» **Recorded data**:
—————

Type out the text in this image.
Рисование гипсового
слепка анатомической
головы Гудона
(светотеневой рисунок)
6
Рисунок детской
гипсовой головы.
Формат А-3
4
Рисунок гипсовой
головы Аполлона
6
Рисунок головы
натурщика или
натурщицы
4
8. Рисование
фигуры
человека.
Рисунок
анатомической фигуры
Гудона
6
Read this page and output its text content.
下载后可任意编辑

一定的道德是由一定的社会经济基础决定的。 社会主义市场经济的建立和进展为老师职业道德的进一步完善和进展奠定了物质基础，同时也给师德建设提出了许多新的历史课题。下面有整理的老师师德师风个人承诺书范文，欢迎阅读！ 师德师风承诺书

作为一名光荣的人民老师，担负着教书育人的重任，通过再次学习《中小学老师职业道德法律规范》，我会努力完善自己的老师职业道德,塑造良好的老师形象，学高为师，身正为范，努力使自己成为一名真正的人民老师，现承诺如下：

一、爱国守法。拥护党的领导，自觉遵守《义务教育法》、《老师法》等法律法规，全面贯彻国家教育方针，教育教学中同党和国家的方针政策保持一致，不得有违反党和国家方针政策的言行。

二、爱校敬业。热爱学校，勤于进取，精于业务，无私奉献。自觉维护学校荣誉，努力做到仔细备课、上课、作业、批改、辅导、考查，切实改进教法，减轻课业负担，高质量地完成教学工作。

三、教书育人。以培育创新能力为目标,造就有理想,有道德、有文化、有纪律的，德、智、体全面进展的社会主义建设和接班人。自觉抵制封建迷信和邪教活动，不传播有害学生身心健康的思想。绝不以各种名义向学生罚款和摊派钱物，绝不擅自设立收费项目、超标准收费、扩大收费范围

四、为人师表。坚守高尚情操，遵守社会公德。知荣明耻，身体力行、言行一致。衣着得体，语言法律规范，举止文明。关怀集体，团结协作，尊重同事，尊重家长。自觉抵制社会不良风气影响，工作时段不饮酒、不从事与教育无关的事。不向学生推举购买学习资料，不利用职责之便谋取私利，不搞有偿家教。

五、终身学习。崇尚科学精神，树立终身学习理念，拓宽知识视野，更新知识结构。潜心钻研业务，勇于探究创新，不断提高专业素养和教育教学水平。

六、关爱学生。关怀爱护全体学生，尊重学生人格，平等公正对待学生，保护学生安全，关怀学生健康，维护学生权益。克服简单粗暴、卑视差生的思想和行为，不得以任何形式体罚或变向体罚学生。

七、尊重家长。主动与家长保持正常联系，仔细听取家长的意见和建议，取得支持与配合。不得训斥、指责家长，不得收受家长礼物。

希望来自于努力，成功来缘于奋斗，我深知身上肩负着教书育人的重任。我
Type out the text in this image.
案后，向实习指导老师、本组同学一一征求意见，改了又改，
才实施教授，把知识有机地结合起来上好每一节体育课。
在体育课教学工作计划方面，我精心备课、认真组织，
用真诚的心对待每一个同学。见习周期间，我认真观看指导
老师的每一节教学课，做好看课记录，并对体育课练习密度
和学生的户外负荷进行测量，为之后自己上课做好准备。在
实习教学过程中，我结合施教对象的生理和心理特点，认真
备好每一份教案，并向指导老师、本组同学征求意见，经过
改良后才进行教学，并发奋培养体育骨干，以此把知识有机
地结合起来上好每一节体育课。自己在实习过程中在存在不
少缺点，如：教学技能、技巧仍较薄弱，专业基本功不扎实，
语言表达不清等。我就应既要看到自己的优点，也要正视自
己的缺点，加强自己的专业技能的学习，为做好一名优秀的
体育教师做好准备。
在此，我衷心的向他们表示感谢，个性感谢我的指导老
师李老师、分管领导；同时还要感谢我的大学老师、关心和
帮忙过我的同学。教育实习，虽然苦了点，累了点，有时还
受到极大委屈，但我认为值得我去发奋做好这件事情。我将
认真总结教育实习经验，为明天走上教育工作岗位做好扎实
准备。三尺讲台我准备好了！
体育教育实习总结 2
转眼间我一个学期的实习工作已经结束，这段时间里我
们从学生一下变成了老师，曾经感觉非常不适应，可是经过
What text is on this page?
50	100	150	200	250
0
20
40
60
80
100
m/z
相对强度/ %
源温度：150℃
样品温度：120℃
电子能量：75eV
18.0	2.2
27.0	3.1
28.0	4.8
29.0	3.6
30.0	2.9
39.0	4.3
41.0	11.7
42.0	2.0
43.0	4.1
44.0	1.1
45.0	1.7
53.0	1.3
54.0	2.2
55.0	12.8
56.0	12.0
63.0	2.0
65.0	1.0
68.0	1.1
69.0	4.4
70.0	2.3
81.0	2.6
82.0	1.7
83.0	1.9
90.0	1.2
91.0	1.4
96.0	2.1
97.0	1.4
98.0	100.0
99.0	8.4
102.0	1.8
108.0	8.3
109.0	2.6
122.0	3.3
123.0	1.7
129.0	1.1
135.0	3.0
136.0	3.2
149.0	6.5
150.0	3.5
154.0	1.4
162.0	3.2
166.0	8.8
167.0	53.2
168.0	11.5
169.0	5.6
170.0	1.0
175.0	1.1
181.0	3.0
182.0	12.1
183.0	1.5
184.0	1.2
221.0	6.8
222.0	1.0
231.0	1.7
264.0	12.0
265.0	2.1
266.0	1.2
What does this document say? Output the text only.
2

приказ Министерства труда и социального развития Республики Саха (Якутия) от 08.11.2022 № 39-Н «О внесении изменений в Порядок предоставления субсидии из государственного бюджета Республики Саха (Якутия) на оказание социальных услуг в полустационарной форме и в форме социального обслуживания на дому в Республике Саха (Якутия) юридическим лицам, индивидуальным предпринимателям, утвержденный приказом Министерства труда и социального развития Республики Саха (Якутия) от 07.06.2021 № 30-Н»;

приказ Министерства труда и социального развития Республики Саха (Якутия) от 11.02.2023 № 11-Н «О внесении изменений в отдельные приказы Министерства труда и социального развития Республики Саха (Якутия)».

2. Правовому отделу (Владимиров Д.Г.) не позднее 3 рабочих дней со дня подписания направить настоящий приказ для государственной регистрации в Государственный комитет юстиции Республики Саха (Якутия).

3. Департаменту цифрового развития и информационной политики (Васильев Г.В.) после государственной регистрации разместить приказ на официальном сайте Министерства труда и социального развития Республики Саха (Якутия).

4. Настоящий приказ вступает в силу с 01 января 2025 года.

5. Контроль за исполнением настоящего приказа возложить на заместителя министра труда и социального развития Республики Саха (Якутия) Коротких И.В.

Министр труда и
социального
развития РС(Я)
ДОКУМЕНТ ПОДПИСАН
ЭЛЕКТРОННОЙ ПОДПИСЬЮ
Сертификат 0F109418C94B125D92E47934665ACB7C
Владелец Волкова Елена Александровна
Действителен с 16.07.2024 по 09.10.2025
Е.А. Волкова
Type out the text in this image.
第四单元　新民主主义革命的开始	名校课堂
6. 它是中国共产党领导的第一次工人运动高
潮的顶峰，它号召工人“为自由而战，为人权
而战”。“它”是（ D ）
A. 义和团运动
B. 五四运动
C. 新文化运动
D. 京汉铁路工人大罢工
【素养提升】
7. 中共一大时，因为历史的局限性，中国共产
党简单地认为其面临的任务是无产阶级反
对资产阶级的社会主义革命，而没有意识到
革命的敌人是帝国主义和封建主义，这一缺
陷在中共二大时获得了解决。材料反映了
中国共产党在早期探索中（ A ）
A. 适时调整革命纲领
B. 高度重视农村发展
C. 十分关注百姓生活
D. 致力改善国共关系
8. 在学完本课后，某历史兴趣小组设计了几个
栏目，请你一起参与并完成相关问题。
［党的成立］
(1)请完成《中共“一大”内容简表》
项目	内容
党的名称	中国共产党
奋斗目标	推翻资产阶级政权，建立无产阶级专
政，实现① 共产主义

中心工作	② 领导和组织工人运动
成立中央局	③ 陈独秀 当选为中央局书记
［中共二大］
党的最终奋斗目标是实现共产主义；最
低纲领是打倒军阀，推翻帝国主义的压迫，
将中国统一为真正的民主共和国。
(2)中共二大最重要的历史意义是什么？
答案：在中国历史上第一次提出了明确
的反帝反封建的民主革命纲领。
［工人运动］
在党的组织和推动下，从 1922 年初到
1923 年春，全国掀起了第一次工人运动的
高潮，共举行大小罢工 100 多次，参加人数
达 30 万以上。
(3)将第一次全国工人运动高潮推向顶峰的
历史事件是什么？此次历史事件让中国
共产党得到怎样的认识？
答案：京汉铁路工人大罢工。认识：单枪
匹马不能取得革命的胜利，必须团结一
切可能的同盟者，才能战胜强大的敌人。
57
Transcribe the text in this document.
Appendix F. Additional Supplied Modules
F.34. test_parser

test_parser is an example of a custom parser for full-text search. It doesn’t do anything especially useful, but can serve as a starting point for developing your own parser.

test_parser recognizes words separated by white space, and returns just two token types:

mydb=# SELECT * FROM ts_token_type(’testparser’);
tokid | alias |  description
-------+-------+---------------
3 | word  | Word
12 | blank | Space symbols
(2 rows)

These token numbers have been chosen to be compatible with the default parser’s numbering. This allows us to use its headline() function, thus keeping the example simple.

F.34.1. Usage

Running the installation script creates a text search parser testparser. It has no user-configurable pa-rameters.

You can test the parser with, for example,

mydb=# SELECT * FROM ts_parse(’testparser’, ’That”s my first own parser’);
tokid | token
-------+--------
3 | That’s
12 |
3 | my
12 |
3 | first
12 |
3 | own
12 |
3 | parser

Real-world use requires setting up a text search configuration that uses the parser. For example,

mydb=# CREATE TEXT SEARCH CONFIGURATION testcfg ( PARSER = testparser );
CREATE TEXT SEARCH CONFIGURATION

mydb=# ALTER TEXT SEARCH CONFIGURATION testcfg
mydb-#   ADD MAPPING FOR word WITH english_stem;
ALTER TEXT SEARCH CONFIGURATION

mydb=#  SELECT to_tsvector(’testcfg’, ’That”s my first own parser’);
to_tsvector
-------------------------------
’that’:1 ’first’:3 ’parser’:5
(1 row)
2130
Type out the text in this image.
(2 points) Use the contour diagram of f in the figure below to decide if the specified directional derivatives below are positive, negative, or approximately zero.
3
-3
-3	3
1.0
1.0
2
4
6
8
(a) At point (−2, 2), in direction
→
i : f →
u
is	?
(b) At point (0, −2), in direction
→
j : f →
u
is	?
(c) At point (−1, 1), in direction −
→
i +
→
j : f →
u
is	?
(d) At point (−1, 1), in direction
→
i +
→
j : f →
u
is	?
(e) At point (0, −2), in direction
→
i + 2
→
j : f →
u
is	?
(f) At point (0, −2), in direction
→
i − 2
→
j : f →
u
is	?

—————

» **Task objective**:
List all lines in the material containing the string "головы".

» **Expected output**:
головы Гудона
гипсовой головы.
головы Аполлона
Рисунок головы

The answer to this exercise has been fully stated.